### Given request
In the entries below, identify every line with the string "同桌的你" and copy it.

Source data:
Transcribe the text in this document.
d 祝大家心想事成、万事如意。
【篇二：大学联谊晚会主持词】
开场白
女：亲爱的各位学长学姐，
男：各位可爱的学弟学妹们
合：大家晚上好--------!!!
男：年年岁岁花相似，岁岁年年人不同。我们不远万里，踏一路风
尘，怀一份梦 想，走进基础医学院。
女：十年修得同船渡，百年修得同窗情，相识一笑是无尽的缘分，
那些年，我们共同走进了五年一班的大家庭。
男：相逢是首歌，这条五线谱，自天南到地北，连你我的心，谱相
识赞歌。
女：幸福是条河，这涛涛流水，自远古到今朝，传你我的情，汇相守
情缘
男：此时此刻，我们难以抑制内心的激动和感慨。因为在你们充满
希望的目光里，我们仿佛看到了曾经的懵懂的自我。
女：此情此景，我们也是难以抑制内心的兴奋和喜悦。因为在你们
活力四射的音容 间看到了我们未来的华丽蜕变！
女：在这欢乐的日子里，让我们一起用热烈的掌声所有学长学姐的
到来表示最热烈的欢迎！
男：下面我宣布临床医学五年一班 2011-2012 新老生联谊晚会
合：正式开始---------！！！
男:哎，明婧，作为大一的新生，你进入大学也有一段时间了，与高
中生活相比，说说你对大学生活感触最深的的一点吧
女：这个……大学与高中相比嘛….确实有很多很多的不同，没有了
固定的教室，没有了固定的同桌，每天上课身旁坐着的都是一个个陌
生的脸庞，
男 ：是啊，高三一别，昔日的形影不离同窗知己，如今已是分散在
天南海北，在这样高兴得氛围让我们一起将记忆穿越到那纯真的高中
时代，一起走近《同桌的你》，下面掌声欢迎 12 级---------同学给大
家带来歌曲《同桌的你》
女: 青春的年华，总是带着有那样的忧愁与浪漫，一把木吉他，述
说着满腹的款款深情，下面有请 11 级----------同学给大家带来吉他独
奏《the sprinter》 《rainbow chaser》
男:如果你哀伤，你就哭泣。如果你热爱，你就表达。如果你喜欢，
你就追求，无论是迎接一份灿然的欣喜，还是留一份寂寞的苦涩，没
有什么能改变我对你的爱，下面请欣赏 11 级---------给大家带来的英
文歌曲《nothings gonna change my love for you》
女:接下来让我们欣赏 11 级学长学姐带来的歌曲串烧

--

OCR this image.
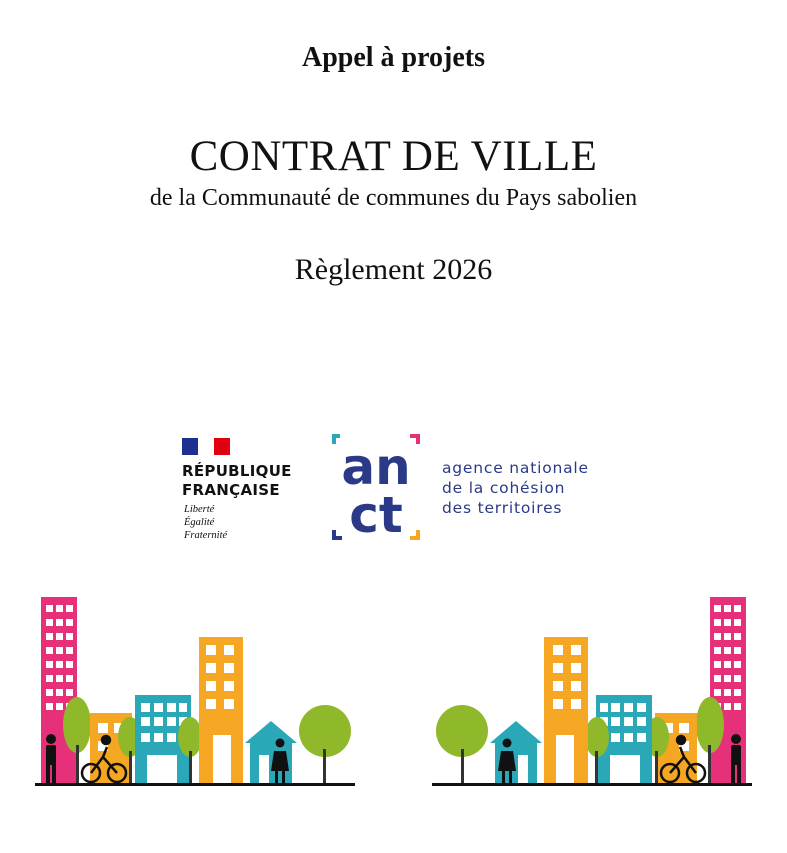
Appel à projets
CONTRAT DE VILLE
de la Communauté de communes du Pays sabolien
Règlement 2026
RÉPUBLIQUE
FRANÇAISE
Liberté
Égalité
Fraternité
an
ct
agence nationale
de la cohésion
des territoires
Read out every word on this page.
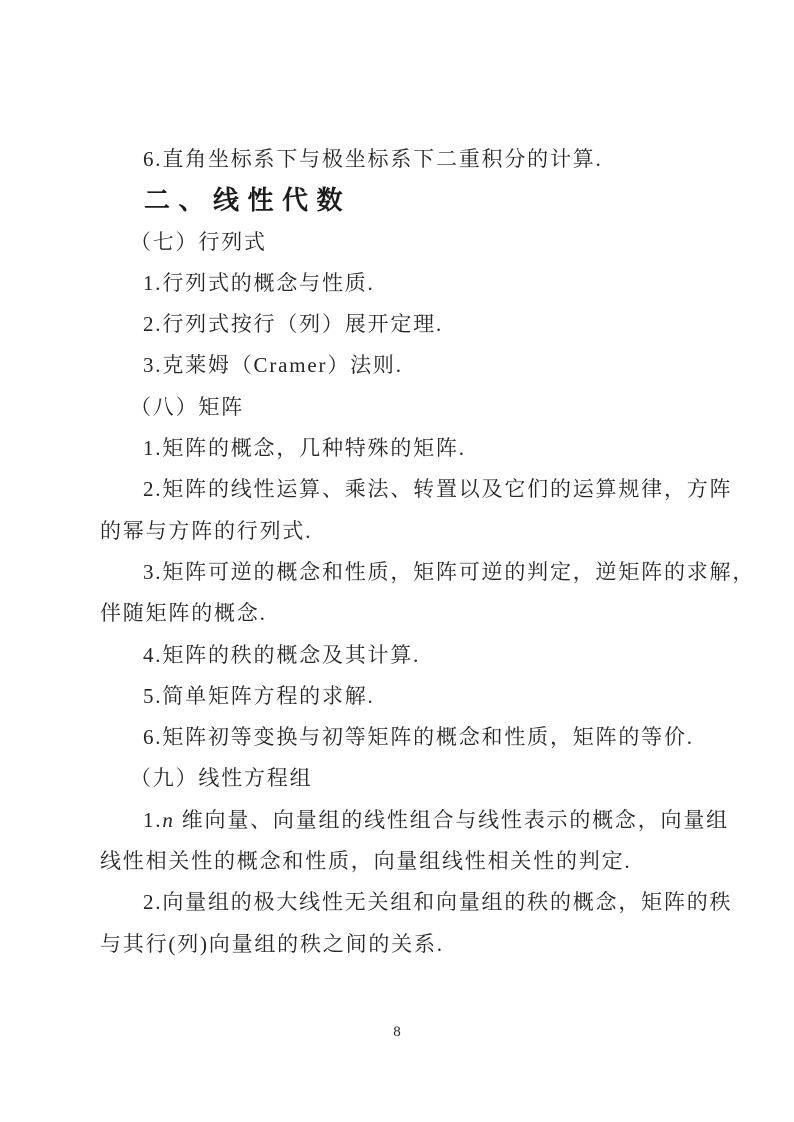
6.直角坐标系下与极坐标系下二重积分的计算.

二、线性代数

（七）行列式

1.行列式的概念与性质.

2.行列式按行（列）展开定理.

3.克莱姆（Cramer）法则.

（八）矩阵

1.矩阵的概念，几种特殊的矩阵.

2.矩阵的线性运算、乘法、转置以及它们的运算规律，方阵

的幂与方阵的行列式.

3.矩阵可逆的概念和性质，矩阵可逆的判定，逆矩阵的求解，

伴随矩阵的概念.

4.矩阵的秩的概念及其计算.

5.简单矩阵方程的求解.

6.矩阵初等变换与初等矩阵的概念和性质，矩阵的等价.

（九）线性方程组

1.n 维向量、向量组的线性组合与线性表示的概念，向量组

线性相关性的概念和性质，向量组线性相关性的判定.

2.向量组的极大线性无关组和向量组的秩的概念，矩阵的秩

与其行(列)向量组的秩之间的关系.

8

### Complete answer
时代，一起走近《同桌的你》，下面掌声欢迎 12 级---------同学给大
家带来歌曲《同桌的你》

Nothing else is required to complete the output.